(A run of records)
┌──
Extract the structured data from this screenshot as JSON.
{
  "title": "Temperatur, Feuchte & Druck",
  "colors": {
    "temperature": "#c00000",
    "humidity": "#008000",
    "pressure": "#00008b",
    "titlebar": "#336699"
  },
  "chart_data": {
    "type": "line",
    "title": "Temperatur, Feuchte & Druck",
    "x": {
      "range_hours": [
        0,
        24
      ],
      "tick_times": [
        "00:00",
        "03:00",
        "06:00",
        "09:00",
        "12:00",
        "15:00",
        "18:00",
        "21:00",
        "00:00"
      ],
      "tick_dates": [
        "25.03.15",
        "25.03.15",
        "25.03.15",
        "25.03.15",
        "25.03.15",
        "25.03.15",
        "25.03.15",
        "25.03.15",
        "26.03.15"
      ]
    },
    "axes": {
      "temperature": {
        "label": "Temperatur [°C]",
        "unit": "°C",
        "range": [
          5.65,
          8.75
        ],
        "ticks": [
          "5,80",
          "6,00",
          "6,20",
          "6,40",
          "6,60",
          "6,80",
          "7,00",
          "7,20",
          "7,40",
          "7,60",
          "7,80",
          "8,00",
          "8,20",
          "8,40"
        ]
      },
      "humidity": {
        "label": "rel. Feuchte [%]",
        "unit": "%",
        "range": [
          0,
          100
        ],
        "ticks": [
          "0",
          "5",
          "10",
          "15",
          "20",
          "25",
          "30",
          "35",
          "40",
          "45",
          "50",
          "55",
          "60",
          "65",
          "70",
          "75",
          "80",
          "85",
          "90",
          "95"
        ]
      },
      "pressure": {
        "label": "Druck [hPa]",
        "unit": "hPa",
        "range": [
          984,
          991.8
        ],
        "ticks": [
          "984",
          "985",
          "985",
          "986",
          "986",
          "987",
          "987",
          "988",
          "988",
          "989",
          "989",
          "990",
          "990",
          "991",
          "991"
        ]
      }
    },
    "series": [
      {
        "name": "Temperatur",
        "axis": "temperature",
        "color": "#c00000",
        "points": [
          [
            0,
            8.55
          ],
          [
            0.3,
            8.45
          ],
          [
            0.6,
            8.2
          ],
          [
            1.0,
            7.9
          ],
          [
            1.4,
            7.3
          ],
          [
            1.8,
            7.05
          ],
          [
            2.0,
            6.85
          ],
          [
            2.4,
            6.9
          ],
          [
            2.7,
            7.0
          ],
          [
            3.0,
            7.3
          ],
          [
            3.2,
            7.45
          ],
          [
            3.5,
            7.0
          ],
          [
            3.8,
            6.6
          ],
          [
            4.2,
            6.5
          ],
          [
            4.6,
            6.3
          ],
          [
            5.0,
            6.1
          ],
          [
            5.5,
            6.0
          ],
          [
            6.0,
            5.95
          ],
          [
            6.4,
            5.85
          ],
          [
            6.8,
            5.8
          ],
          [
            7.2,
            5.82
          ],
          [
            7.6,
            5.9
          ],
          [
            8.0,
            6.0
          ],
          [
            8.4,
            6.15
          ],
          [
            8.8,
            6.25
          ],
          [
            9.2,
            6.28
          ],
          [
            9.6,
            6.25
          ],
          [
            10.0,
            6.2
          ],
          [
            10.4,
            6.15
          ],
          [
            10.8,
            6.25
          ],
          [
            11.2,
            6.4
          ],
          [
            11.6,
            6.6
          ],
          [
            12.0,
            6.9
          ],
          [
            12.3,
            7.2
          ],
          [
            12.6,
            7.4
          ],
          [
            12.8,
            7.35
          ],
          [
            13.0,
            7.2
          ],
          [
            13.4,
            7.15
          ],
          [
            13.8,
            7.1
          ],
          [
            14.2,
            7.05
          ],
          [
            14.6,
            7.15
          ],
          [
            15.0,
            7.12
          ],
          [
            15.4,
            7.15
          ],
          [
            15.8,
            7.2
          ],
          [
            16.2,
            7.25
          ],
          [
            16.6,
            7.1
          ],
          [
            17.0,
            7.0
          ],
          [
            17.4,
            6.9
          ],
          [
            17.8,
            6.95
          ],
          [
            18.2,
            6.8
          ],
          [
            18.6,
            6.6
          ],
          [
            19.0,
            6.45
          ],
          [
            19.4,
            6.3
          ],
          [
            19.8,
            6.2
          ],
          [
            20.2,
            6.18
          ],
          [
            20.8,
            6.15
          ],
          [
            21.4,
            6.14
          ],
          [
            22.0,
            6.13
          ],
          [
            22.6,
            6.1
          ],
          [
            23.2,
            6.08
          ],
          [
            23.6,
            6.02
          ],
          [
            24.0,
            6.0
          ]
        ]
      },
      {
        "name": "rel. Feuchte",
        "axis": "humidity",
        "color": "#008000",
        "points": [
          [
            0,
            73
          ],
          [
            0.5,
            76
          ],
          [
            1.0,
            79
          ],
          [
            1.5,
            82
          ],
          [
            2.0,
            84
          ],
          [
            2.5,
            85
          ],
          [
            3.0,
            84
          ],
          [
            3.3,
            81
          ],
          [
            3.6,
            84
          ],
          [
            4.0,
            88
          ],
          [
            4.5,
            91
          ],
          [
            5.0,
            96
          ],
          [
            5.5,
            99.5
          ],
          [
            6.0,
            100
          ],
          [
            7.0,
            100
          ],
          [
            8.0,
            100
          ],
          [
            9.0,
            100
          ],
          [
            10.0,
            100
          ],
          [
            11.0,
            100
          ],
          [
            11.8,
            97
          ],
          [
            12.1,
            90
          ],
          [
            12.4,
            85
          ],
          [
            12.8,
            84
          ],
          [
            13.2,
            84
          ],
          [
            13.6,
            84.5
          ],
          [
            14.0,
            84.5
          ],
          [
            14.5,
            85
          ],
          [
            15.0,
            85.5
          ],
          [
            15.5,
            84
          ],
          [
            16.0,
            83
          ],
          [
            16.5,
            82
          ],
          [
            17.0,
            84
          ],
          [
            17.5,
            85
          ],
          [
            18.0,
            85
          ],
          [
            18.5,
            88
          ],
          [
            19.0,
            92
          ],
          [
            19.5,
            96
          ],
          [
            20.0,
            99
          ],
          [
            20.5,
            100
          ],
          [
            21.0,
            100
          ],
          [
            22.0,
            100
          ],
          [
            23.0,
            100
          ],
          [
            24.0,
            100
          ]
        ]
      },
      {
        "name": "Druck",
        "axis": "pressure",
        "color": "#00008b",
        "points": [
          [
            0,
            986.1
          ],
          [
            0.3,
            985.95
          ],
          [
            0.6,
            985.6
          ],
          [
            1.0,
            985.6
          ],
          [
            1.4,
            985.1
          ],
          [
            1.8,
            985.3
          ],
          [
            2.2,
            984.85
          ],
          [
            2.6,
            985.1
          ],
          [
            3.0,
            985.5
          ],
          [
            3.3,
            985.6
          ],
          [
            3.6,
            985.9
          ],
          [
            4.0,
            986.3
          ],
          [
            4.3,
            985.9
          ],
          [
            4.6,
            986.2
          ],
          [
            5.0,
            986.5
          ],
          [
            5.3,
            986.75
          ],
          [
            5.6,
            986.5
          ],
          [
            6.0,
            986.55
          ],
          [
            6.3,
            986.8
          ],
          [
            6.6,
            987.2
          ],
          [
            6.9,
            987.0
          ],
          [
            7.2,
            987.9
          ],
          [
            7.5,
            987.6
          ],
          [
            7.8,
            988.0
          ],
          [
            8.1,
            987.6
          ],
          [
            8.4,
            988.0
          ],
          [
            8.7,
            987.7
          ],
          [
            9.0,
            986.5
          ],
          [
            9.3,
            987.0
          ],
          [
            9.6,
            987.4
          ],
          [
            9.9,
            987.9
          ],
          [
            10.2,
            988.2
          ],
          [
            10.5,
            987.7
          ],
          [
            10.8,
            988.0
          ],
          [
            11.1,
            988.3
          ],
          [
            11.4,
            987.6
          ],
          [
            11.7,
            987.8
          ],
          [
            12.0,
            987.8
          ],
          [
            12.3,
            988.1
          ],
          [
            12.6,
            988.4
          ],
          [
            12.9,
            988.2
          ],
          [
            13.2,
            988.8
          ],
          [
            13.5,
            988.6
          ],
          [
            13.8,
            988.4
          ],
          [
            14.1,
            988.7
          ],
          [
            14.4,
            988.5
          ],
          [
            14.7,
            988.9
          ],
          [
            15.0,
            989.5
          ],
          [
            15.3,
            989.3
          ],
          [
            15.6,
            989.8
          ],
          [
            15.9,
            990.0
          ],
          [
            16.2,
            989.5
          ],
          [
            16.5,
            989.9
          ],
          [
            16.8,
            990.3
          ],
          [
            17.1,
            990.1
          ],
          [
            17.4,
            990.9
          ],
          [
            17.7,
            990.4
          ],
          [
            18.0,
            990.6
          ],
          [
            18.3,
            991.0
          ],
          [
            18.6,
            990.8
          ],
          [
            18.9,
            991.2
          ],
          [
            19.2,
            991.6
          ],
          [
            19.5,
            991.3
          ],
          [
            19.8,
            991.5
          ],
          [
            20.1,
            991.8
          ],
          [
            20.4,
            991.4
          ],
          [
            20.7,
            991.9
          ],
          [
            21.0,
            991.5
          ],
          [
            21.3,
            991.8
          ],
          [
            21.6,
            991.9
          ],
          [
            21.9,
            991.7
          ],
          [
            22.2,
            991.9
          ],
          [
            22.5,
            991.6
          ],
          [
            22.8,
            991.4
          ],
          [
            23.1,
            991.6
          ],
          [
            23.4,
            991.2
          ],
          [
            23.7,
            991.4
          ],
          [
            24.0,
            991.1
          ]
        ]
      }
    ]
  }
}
└──
--- Stated exercise ---
Check each line of the records for "axis" and copy the ones that contain it.

--- Written solution ---
        "axis": "temperature",
        "axis": "humidity",
        "axis": "pressure",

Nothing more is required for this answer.